- **WRITTEN PROBLEM**: Arrange the data from its first line through the line containing "588, 168, 604]" as a Markdown table with the columns Row and Line, numbering each row and leaving out blank lines.

Box coordinate listings
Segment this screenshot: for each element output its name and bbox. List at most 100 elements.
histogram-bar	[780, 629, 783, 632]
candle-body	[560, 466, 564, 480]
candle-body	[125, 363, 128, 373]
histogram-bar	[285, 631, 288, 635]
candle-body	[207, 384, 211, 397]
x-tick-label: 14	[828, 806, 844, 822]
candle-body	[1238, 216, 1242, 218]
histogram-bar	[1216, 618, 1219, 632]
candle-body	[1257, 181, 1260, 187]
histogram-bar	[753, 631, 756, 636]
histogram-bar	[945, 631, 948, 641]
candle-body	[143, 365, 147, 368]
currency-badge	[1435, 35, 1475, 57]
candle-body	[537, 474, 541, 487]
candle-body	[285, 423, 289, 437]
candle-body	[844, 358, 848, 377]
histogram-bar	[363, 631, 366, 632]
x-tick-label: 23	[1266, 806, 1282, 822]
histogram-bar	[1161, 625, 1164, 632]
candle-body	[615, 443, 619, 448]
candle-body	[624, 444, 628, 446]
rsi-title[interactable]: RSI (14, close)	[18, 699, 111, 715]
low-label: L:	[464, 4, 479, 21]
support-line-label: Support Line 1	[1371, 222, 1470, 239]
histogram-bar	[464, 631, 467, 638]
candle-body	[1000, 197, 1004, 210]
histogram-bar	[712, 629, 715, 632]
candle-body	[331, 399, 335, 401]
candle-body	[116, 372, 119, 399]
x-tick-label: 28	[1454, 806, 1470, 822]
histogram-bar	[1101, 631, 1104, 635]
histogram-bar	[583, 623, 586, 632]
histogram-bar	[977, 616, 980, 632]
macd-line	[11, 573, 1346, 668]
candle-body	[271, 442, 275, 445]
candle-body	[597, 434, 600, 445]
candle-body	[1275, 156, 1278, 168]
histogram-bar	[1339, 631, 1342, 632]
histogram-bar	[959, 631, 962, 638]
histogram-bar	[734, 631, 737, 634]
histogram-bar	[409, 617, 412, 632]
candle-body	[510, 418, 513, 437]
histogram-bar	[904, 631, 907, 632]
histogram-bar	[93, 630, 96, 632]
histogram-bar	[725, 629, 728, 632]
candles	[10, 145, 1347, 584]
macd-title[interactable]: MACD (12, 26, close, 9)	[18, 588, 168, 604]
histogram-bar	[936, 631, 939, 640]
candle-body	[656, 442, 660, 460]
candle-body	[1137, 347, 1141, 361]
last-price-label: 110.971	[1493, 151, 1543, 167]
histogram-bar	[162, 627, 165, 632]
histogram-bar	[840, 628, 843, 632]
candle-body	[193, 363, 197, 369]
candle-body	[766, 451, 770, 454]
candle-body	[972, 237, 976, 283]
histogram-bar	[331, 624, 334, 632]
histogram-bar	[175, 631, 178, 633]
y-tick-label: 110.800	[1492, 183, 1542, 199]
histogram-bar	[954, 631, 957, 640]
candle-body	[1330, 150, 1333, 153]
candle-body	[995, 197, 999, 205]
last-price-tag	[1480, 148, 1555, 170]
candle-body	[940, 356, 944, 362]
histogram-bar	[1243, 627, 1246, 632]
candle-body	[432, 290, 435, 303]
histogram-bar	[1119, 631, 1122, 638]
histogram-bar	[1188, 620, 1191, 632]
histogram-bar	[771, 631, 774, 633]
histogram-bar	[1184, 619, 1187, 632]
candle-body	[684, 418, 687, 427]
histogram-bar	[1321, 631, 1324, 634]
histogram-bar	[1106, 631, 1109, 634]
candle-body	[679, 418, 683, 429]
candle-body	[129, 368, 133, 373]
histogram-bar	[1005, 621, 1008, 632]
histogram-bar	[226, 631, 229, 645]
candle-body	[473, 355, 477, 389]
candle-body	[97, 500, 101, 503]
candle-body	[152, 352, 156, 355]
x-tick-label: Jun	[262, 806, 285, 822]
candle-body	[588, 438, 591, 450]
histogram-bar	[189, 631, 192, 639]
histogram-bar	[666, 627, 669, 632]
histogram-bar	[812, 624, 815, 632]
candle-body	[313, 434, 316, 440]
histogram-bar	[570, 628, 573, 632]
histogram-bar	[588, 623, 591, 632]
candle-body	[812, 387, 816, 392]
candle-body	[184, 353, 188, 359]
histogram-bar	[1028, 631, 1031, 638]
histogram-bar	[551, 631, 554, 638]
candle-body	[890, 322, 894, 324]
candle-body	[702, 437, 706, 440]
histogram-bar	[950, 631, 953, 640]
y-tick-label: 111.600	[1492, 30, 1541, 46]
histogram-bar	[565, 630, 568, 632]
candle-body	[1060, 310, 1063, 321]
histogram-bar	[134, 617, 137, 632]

- **RESPONSE**:
| Row | Line |
|---|---|
| 1 | Segment this screenshot: for each element output its name and bbox. List at most 100 elements. |
| 2 | histogram-bar	[780, 629, 783, 632] |
| 3 | candle-body	[560, 466, 564, 480] |
| 4 | candle-body	[125, 363, 128, 373] |
| 5 | histogram-bar	[285, 631, 288, 635] |
| 6 | candle-body	[207, 384, 211, 397] |
| 7 | x-tick-label: 14	[828, 806, 844, 822] |
| 8 | candle-body	[1238, 216, 1242, 218] |
| 9 | histogram-bar	[1216, 618, 1219, 632] |
| 10 | candle-body	[1257, 181, 1260, 187] |
| 11 | histogram-bar	[753, 631, 756, 636] |
| 12 | histogram-bar	[945, 631, 948, 641] |
| 13 | candle-body	[143, 365, 147, 368] |
| 14 | currency-badge	[1435, 35, 1475, 57] |
| 15 | candle-body	[537, 474, 541, 487] |
| 16 | candle-body	[285, 423, 289, 437] |
| 17 | candle-body	[844, 358, 848, 377] |
| 18 | histogram-bar	[363, 631, 366, 632] |
| 19 | x-tick-label: 23	[1266, 806, 1282, 822] |
| 20 | histogram-bar	[1161, 625, 1164, 632] |
| 21 | candle-body	[615, 443, 619, 448] |
| 22 | candle-body	[624, 444, 628, 446] |
| 23 | rsi-title[interactable]: RSI (14, close)	[18, 699, 111, 715] |
| 24 | low-label: L:	[464, 4, 479, 21] |
| 25 | support-line-label: Support Line 1	[1371, 222, 1470, 239] |
| 26 | histogram-bar	[464, 631, 467, 638] |
| 27 | candle-body	[1000, 197, 1004, 210] |
| 28 | histogram-bar	[712, 629, 715, 632] |
| 29 | candle-body	[331, 399, 335, 401] |
| 30 | candle-body	[116, 372, 119, 399] |
| 31 | x-tick-label: 28	[1454, 806, 1470, 822] |
| 32 | histogram-bar	[1101, 631, 1104, 635] |
| 33 | histogram-bar	[583, 623, 586, 632] |
| 34 | histogram-bar	[977, 616, 980, 632] |
| 35 | macd-line	[11, 573, 1346, 668] |
| 36 | candle-body	[271, 442, 275, 445] |
| 37 | candle-body	[597, 434, 600, 445] |
| 38 | candle-body	[1275, 156, 1278, 168] |
| 39 | histogram-bar	[1339, 631, 1342, 632] |
| 40 | histogram-bar	[959, 631, 962, 638] |
| 41 | histogram-bar	[734, 631, 737, 634] |
| 42 | histogram-bar	[409, 617, 412, 632] |
| 43 | candle-body	[510, 418, 513, 437] |
| 44 | histogram-bar	[904, 631, 907, 632] |
| 45 | histogram-bar	[93, 630, 96, 632] |
| 46 | histogram-bar	[725, 629, 728, 632] |
| 47 | candles	[10, 145, 1347, 584] |
| 48 | macd-title[interactable]: MACD (12, 26, close, 9)	[18, 588, 168, 604] |